== Problem to solve ==
Pictures aside, write out every record exactly as it appears.

== Dataset extract ==
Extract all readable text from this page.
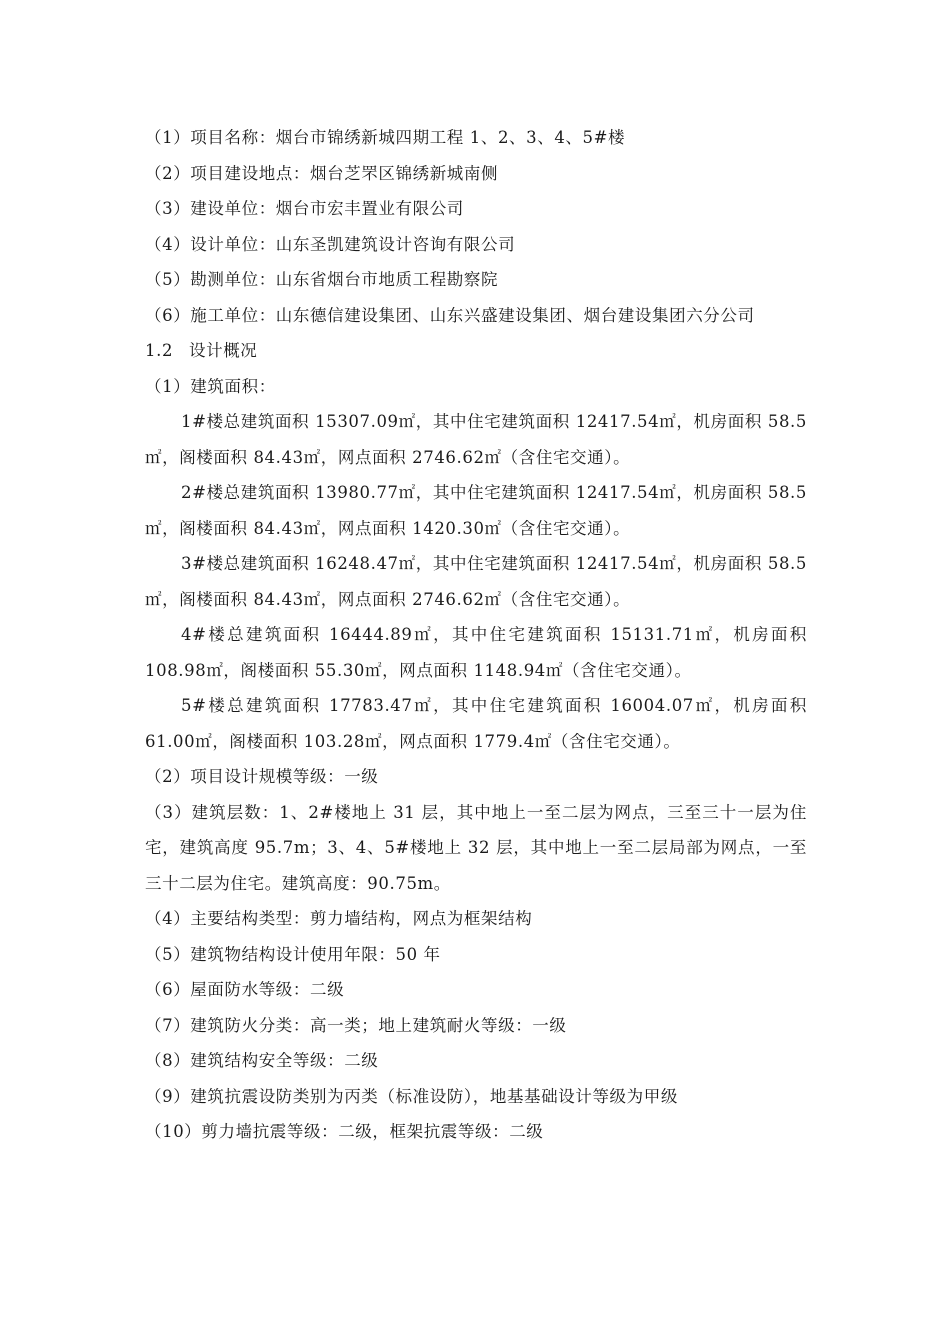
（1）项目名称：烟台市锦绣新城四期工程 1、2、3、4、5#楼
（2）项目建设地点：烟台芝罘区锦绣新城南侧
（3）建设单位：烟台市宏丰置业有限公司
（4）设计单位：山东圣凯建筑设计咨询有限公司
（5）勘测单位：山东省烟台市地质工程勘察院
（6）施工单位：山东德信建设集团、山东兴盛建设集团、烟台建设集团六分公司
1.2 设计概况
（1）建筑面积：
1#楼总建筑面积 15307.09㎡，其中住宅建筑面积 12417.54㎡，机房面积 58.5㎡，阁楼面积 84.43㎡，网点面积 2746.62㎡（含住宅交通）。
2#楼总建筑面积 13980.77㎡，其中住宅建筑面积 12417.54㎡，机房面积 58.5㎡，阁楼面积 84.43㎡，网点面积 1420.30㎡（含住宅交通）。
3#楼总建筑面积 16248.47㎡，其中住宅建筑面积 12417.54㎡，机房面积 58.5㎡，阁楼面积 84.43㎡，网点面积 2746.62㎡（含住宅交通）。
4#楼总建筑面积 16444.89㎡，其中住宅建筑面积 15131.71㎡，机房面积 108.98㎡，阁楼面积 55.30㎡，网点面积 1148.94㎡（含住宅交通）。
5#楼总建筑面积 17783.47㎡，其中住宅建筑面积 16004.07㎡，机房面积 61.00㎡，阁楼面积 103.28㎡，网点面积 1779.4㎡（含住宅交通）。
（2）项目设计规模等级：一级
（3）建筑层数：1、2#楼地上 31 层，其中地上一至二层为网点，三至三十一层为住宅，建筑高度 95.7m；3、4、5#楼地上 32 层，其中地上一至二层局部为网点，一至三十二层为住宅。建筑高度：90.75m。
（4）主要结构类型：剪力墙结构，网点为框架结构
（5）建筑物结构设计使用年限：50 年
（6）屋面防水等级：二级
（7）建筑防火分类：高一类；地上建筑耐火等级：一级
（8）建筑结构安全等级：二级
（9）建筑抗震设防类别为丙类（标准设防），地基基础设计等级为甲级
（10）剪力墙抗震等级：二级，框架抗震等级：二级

== Written solution ==
Extract all readable text from this page.
（1）项目名称：烟台市锦绣新城四期工程 1、2、3、4、5#楼
（2）项目建设地点：烟台芝罘区锦绣新城南侧
（3）建设单位：烟台市宏丰置业有限公司
（4）设计单位：山东圣凯建筑设计咨询有限公司
（5）勘测单位：山东省烟台市地质工程勘察院
（6）施工单位：山东德信建设集团、山东兴盛建设集团、烟台建设集团六分公司
1.2 设计概况
（1）建筑面积：
1#楼总建筑面积 15307.09㎡，其中住宅建筑面积 12417.54㎡，机房面积 58.5㎡，阁楼面积 84.43㎡，网点面积 2746.62㎡（含住宅交通）。
2#楼总建筑面积 13980.77㎡，其中住宅建筑面积 12417.54㎡，机房面积 58.5㎡，阁楼面积 84.43㎡，网点面积 1420.30㎡（含住宅交通）。
3#楼总建筑面积 16248.47㎡，其中住宅建筑面积 12417.54㎡，机房面积 58.5㎡，阁楼面积 84.43㎡，网点面积 2746.62㎡（含住宅交通）。
4#楼总建筑面积 16444.89㎡，其中住宅建筑面积 15131.71㎡，机房面积 108.98㎡，阁楼面积 55.30㎡，网点面积 1148.94㎡（含住宅交通）。
5#楼总建筑面积 17783.47㎡，其中住宅建筑面积 16004.07㎡，机房面积 61.00㎡，阁楼面积 103.28㎡，网点面积 1779.4㎡（含住宅交通）。
（2）项目设计规模等级：一级
（3）建筑层数：1、2#楼地上 31 层，其中地上一至二层为网点，三至三十一层为住宅，建筑高度 95.7m；3、4、5#楼地上 32 层，其中地上一至二层局部为网点，一至三十二层为住宅。建筑高度：90.75m。
（4）主要结构类型：剪力墙结构，网点为框架结构
（5）建筑物结构设计使用年限：50 年
（6）屋面防水等级：二级
（7）建筑防火分类：高一类；地上建筑耐火等级：一级
（8）建筑结构安全等级：二级
（9）建筑抗震设防类别为丙类（标准设防），地基基础设计等级为甲级
（10）剪力墙抗震等级：二级，框架抗震等级：二级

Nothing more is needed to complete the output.